[Records from a collection of figures]

● ● ●

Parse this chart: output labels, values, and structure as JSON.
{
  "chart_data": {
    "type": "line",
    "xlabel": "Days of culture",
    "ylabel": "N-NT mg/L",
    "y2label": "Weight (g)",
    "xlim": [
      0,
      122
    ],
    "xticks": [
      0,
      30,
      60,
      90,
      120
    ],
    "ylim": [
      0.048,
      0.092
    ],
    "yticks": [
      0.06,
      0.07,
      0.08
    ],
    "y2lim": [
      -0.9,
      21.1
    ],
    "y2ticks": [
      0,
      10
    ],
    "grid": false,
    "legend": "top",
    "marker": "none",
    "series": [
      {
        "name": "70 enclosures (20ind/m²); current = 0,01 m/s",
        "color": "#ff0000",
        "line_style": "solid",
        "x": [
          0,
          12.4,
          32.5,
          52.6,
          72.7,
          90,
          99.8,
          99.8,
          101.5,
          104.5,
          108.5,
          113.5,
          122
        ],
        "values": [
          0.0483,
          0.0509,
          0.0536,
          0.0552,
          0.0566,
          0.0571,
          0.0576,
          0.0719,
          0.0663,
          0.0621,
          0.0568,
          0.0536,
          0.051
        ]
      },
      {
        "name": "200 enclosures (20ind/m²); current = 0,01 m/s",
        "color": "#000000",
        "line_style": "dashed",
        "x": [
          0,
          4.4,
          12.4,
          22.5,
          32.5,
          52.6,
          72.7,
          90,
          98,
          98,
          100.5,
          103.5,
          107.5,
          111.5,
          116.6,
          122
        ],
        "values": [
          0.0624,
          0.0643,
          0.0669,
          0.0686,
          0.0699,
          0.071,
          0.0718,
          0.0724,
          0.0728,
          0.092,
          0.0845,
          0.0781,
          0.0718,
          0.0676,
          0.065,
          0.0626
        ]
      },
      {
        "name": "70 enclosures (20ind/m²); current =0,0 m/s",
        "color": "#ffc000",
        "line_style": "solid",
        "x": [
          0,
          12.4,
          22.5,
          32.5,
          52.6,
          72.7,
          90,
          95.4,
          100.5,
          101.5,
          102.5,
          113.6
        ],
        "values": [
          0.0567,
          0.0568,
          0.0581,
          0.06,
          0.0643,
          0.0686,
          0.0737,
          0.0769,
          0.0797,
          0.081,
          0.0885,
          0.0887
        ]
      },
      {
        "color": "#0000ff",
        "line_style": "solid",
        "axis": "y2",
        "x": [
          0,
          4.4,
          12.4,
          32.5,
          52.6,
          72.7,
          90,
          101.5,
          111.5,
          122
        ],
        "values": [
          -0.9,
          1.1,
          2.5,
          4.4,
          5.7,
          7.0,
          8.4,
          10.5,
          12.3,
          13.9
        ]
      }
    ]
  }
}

● ● ●

— GIVEN TASK —
Exact output of every entry is required.

— OUTPUT OF THE EXERCISE —
Parse this chart: output labels, values, and structure as JSON.
{
  "chart_data": {
    "type": "line",
    "xlabel": "Days of culture",
    "ylabel": "N-NT mg/L",
    "y2label": "Weight (g)",
    "xlim": [
      0,
      122
    ],
    "xticks": [
      0,
      30,
      60,
      90,
      120
    ],
    "ylim": [
      0.048,
      0.092
    ],
    "yticks": [
      0.06,
      0.07,
      0.08
    ],
    "y2lim": [
      -0.9,
      21.1
    ],
    "y2ticks": [
      0,
      10
    ],
    "grid": false,
    "legend": "top",
    "marker": "none",
    "series": [
      {
        "name": "70 enclosures (20ind/m²); current = 0,01 m/s",
        "color": "#ff0000",
        "line_style": "solid",
        "x": [
          0,
          12.4,
          32.5,
          52.6,
          72.7,
          90,
          99.8,
          99.8,
          101.5,
          104.5,
          108.5,
          113.5,
          122
        ],
        "values": [
          0.0483,
          0.0509,
          0.0536,
          0.0552,
          0.0566,
          0.0571,
          0.0576,
          0.0719,
          0.0663,
          0.0621,
          0.0568,
          0.0536,
          0.051
        ]
      },
      {
        "name": "200 enclosures (20ind/m²); current = 0,01 m/s",
        "color": "#000000",
        "line_style": "dashed",
        "x": [
          0,
          4.4,
          12.4,
          22.5,
          32.5,
          52.6,
          72.7,
          90,
          98,
          98,
          100.5,
          103.5,
          107.5,
          111.5,
          116.6,
          122
        ],
        "values": [
          0.0624,
          0.0643,
          0.0669,
          0.0686,
          0.0699,
          0.071,
          0.0718,
          0.0724,
          0.0728,
          0.092,
          0.0845,
          0.0781,
          0.0718,
          0.0676,
          0.065,
          0.0626
        ]
      },
      {
        "name": "70 enclosures (20ind/m²); current =0,0 m/s",
        "color": "#ffc000",
        "line_style": "solid",
        "x": [
          0,
          12.4,
          22.5,
          32.5,
          52.6,
          72.7,
          90,
          95.4,
          100.5,
          101.5,
          102.5,
          113.6
        ],
        "values": [
          0.0567,
          0.0568,
          0.0581,
          0.06,
          0.0643,
          0.0686,
          0.0737,
          0.0769,
          0.0797,
          0.081,
          0.0885,
          0.0887
        ]
      },
      {
        "color": "#0000ff",
        "line_style": "solid",
        "axis": "y2",
        "x": [
          0,
          4.4,
          12.4,
          32.5,
          52.6,
          72.7,
          90,
          101.5,
          111.5,
          122
        ],
        "values": [
          -0.9,
          1.1,
          2.5,
          4.4,
          5.7,
          7.0,
          8.4,
          10.5,
          12.3,
          13.9
        ]
      }
    ]
  }
}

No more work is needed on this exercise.